# Start of Information supplied

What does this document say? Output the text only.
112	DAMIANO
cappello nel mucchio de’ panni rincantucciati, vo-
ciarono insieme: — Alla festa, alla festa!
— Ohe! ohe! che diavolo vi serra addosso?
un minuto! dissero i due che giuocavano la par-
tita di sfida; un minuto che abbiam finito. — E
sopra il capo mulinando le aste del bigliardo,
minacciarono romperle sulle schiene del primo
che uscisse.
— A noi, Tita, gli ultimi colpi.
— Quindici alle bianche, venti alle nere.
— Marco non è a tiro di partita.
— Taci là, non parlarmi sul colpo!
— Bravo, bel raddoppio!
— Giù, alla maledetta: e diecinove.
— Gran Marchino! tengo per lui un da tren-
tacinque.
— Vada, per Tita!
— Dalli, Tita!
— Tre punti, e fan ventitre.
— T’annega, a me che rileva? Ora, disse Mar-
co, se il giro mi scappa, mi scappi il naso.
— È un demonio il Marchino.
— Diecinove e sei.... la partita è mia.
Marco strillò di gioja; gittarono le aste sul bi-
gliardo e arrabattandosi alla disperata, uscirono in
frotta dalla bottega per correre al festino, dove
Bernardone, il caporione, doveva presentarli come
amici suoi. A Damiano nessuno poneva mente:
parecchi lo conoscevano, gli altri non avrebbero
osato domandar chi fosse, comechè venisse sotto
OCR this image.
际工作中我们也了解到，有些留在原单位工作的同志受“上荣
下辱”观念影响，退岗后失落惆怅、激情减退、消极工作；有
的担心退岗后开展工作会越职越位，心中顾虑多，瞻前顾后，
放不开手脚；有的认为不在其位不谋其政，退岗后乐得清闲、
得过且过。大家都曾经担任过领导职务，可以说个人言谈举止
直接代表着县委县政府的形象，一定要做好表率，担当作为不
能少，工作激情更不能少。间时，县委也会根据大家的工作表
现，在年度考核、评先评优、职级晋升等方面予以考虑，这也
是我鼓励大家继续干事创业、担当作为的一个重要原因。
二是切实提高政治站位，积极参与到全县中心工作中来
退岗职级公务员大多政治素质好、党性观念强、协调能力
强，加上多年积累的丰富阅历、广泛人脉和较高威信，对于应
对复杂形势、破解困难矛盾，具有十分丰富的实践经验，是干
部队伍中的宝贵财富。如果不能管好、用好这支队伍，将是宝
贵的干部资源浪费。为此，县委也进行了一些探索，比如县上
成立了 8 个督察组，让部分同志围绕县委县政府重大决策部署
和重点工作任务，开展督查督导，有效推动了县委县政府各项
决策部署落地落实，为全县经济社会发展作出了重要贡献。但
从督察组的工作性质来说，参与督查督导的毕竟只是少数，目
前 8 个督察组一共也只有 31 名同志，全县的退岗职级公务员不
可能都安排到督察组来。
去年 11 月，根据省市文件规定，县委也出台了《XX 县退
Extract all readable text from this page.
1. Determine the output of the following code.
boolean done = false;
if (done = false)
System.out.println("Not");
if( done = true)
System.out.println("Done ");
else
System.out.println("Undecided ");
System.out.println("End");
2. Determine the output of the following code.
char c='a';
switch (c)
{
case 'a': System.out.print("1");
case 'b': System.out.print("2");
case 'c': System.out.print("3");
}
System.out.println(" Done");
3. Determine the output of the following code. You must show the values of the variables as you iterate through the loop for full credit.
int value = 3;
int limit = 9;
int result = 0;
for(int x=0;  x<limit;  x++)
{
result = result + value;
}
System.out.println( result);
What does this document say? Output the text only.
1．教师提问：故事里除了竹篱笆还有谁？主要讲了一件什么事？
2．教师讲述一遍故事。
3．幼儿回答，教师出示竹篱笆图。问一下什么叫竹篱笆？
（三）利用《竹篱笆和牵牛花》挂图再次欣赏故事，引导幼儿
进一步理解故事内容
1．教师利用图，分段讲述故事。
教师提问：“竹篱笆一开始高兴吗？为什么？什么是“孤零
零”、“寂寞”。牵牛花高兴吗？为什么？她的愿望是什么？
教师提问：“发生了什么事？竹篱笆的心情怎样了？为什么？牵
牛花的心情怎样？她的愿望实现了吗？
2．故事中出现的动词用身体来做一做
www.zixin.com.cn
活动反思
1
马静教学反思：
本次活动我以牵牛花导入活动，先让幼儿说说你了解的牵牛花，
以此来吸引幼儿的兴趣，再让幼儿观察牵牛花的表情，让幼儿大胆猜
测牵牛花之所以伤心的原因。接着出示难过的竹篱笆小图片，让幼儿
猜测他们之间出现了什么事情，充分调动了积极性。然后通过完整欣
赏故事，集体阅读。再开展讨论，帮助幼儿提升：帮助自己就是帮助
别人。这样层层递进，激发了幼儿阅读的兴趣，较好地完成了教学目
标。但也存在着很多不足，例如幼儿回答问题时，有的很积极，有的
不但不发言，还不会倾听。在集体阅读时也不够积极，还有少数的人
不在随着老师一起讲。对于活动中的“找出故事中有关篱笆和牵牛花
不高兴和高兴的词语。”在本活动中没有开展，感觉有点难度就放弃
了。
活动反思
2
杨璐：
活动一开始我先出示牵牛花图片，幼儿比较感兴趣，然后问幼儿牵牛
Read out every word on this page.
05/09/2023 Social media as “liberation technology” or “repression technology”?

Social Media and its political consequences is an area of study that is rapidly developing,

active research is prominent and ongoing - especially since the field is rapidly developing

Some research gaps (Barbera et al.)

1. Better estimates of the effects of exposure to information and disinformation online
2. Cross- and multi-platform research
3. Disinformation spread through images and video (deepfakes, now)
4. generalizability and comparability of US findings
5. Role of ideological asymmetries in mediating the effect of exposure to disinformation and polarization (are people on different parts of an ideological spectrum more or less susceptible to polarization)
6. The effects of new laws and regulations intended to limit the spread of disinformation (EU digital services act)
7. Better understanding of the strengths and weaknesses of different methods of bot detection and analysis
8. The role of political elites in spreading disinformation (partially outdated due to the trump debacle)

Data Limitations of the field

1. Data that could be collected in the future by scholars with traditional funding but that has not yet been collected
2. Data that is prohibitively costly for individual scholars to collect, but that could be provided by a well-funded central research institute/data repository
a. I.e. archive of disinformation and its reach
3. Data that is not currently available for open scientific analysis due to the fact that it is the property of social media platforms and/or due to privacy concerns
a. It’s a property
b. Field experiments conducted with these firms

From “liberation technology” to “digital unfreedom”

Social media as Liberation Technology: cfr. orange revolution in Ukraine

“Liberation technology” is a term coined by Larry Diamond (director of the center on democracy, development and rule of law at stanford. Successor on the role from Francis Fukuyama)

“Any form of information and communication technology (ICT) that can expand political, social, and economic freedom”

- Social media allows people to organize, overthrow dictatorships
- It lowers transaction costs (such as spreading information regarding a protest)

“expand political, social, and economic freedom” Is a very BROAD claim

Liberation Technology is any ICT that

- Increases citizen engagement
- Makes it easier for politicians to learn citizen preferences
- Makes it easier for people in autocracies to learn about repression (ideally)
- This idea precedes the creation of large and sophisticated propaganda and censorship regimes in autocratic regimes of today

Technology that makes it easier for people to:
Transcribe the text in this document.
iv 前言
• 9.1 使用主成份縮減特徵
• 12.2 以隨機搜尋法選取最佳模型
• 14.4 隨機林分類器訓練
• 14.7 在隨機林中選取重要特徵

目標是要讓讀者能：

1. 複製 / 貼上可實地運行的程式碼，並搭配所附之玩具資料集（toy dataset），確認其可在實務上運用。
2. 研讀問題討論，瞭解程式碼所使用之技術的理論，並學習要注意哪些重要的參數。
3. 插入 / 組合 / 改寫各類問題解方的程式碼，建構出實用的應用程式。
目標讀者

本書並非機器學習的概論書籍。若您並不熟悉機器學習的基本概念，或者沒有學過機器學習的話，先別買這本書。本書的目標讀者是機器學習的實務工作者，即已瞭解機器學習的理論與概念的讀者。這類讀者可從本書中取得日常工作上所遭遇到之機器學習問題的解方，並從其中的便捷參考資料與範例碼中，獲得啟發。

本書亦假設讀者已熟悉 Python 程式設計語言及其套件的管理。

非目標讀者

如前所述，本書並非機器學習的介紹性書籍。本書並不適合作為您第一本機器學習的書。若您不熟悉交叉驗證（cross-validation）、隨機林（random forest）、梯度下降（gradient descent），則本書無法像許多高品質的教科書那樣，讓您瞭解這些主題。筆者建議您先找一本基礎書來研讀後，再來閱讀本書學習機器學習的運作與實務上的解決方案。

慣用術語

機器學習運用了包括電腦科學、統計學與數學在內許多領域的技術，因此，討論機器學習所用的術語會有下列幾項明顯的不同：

# End of Information supplied

> _Challenge_
Gather each line from the listing above that holds "scholars".

> _Task result_
1. Data that could be collected in the future by scholars with traditional funding but that has not yet been collected
2. Data that is prohibitively costly for individual scholars to collect, but that could be provided by a well-funded central research institute/data repository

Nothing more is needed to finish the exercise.